[Records contained in a dataset]

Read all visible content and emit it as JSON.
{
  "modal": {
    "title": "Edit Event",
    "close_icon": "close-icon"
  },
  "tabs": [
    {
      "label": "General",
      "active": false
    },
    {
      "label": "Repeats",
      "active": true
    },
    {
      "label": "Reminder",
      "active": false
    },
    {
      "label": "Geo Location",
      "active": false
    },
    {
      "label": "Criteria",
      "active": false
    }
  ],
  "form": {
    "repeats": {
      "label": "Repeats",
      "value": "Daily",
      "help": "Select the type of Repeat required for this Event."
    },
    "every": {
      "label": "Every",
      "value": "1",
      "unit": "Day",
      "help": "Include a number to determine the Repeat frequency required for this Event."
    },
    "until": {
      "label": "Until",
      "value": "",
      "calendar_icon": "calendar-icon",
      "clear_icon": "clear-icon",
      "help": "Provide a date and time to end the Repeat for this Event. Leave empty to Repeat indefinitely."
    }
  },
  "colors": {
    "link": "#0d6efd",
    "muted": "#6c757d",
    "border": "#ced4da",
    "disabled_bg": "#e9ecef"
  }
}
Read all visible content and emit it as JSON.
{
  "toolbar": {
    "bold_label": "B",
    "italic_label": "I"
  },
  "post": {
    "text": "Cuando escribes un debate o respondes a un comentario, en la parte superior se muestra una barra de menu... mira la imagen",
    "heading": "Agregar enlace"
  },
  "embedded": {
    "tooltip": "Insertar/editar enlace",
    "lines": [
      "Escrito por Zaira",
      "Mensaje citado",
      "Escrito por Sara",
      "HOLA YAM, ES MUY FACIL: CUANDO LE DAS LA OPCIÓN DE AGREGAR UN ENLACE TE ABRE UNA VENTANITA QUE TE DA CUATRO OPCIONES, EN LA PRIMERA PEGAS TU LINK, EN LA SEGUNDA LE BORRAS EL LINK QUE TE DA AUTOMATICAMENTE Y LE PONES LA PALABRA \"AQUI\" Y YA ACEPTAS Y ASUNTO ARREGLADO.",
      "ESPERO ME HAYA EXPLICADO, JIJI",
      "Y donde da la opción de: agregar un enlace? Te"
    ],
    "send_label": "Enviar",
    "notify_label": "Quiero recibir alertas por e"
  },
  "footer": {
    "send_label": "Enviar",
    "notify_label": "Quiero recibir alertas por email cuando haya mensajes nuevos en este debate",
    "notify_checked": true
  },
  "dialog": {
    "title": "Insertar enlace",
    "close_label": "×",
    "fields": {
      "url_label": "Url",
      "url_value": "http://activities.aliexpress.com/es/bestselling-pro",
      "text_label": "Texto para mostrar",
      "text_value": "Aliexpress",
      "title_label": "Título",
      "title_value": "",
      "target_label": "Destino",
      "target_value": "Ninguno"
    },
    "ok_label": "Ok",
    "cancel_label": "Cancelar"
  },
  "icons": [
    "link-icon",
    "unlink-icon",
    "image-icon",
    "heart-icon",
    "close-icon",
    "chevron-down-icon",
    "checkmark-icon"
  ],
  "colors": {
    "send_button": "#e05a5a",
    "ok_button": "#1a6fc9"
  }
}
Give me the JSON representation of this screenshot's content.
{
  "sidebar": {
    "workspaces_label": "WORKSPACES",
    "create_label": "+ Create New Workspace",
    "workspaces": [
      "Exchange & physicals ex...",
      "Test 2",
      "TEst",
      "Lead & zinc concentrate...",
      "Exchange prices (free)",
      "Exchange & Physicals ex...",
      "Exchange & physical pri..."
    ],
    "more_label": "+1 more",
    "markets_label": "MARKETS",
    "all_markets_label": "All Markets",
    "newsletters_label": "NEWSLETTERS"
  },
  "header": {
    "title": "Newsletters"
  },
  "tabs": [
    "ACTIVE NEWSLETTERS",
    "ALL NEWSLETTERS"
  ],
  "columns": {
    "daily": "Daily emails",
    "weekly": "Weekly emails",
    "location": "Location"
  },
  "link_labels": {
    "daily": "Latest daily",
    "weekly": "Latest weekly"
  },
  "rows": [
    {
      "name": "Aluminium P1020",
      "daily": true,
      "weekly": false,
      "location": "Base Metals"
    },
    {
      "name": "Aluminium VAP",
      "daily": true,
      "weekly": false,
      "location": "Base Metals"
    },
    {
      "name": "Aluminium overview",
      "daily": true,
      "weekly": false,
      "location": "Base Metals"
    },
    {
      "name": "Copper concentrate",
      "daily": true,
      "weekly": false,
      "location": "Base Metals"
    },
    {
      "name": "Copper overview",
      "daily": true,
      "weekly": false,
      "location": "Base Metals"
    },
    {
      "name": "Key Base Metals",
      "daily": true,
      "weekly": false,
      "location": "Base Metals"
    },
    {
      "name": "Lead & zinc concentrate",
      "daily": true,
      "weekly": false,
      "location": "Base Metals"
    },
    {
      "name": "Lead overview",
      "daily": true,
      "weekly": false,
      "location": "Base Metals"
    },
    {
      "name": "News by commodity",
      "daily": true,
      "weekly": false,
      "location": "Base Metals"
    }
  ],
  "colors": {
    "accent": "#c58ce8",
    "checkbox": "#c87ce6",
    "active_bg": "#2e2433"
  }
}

SHORT PROBLEM:
Send back every record, precisely as written.

EXPECTED ANSWER:
Read all visible content and emit it as JSON.
{
  "modal": {
    "title": "Edit Event",
    "close_icon": "close-icon"
  },
  "tabs": [
    {
      "label": "General",
      "active": false
    },
    {
      "label": "Repeats",
      "active": true
    },
    {
      "label": "Reminder",
      "active": false
    },
    {
      "label": "Geo Location",
      "active": false
    },
    {
      "label": "Criteria",
      "active": false
    }
  ],
  "form": {
    "repeats": {
      "label": "Repeats",
      "value": "Daily",
      "help": "Select the type of Repeat required for this Event."
    },
    "every": {
      "label": "Every",
      "value": "1",
      "unit": "Day",
      "help": "Include a number to determine the Repeat frequency required for this Event."
    },
    "until": {
      "label": "Until",
      "value": "",
      "calendar_icon": "calendar-icon",
      "clear_icon": "clear-icon",
      "help": "Provide a date and time to end the Repeat for this Event. Leave empty to Repeat indefinitely."
    }
  },
  "colors": {
    "link": "#0d6efd",
    "muted": "#6c757d",
    "border": "#ced4da",
    "disabled_bg": "#e9ecef"
  }
}
Read all visible content and emit it as JSON.
{
  "toolbar": {
    "bold_label": "B",
    "italic_label": "I"
  },
  "post": {
    "text": "Cuando escribes un debate o respondes a un comentario, en la parte superior se muestra una barra de menu... mira la imagen",
    "heading": "Agregar enlace"
  },
  "embedded": {
    "tooltip": "Insertar/editar enlace",
    "lines": [
      "Escrito por Zaira",
      "Mensaje citado",
      "Escrito por Sara",
      "HOLA YAM, ES MUY FACIL: CUANDO LE DAS LA OPCIÓN DE AGREGAR UN ENLACE TE ABRE UNA VENTANITA QUE TE DA CUATRO OPCIONES, EN LA PRIMERA PEGAS TU LINK, EN LA SEGUNDA LE BORRAS EL LINK QUE TE DA AUTOMATICAMENTE Y LE PONES LA PALABRA \"AQUI\" Y YA ACEPTAS Y ASUNTO ARREGLADO.",
      "ESPERO ME HAYA EXPLICADO, JIJI",
      "Y donde da la opción de: agregar un enlace? Te"
    ],
    "send_label": "Enviar",
    "notify_label": "Quiero recibir alertas por e"
  },
  "footer": {
    "send_label": "Enviar",
    "notify_label": "Quiero recibir alertas por email cuando haya mensajes nuevos en este debate",
    "notify_checked": true
  },
  "dialog": {
    "title": "Insertar enlace",
    "close_label": "×",
    "fields": {
      "url_label": "Url",
      "url_value": "http://activities.aliexpress.com/es/bestselling-pro",
      "text_label": "Texto para mostrar",
      "text_value": "Aliexpress",
      "title_label": "Título",
      "title_value": "",
      "target_label": "Destino",
      "target_value": "Ninguno"
    },
    "ok_label": "Ok",
    "cancel_label": "Cancelar"
  },
  "icons": [
    "link-icon",
    "unlink-icon",
    "image-icon",
    "heart-icon",
    "close-icon",
    "chevron-down-icon",
    "checkmark-icon"
  ],
  "colors": {
    "send_button": "#e05a5a",
    "ok_button": "#1a6fc9"
  }
}
Give me the JSON representation of this screenshot's content.
{
  "sidebar": {
    "workspaces_label": "WORKSPACES",
    "create_label": "+ Create New Workspace",
    "workspaces": [
      "Exchange & physicals ex...",
      "Test 2",
      "TEst",
      "Lead & zinc concentrate...",
      "Exchange prices (free)",
      "Exchange & Physicals ex...",
      "Exchange & physical pri..."
    ],
    "more_label": "+1 more",
    "markets_label": "MARKETS",
    "all_markets_label": "All Markets",
    "newsletters_label": "NEWSLETTERS"
  },
  "header": {
    "title": "Newsletters"
  },
  "tabs": [
    "ACTIVE NEWSLETTERS",
    "ALL NEWSLETTERS"
  ],
  "columns": {
    "daily": "Daily emails",
    "weekly": "Weekly emails",
    "location": "Location"
  },
  "link_labels": {
    "daily": "Latest daily",
    "weekly": "Latest weekly"
  },
  "rows": [
    {
      "name": "Aluminium P1020",
      "daily": true,
      "weekly": false,
      "location": "Base Metals"
    },
    {
      "name": "Aluminium VAP",
      "daily": true,
      "weekly": false,
      "location": "Base Metals"
    },
    {
      "name": "Aluminium overview",
      "daily": true,
      "weekly": false,
      "location": "Base Metals"
    },
    {
      "name": "Copper concentrate",
      "daily": true,
      "weekly": false,
      "location": "Base Metals"
    },
    {
      "name": "Copper overview",
      "daily": true,
      "weekly": false,
      "location": "Base Metals"
    },
    {
      "name": "Key Base Metals",
      "daily": true,
      "weekly": false,
      "location": "Base Metals"
    },
    {
      "name": "Lead & zinc concentrate",
      "daily": true,
      "weekly": false,
      "location": "Base Metals"
    },
    {
      "name": "Lead overview",
      "daily": true,
      "weekly": false,
      "location": "Base Metals"
    },
    {
      "name": "News by commodity",
      "daily": true,
      "weekly": false,
      "location": "Base Metals"
    }
  ],
  "colors": {
    "accent": "#c58ce8",
    "checkbox": "#c87ce6",
    "active_bg": "#2e2433"
  }
}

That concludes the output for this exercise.